▶ What to work on: Scan the material below for the string "Cohn", and copy every line where it shows up.

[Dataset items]
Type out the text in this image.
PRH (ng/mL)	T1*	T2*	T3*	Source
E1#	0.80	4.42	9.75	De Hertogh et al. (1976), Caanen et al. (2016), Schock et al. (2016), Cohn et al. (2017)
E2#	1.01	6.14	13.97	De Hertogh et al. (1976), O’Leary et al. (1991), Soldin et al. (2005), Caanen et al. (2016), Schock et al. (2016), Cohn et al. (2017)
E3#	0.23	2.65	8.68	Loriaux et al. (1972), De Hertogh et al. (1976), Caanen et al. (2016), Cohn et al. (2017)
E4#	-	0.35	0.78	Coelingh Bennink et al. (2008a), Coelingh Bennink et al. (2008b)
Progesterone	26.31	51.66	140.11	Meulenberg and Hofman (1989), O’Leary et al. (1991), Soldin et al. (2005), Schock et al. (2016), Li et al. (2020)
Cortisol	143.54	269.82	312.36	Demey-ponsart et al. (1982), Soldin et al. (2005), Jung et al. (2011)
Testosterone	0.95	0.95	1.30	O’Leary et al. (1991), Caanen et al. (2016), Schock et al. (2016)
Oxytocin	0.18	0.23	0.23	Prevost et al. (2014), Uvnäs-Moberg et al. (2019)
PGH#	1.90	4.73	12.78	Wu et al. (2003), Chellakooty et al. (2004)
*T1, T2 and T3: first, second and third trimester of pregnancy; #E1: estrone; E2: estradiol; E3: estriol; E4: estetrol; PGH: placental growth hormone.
--
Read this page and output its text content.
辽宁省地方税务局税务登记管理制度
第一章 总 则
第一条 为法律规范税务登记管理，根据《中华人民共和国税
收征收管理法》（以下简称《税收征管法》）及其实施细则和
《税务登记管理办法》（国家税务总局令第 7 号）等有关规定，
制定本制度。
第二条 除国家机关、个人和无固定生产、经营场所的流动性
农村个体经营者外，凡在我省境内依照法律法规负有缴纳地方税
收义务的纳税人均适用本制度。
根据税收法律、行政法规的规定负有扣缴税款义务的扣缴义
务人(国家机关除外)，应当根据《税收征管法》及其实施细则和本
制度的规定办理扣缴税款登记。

▶ Reply to the exercise:
E1#	0.80	4.42	9.75	De Hertogh et al. (1976), Caanen et al. (2016), Schock et al. (2016), Cohn et al. (2017)
E2#	1.01	6.14	13.97	De Hertogh et al. (1976), O’Leary et al. (1991), Soldin et al. (2005), Caanen et al. (2016), Schock et al. (2016), Cohn et al. (2017)
E3#	0.23	2.65	8.68	Loriaux et al. (1972), De Hertogh et al. (1976), Caanen et al. (2016), Cohn et al. (2017)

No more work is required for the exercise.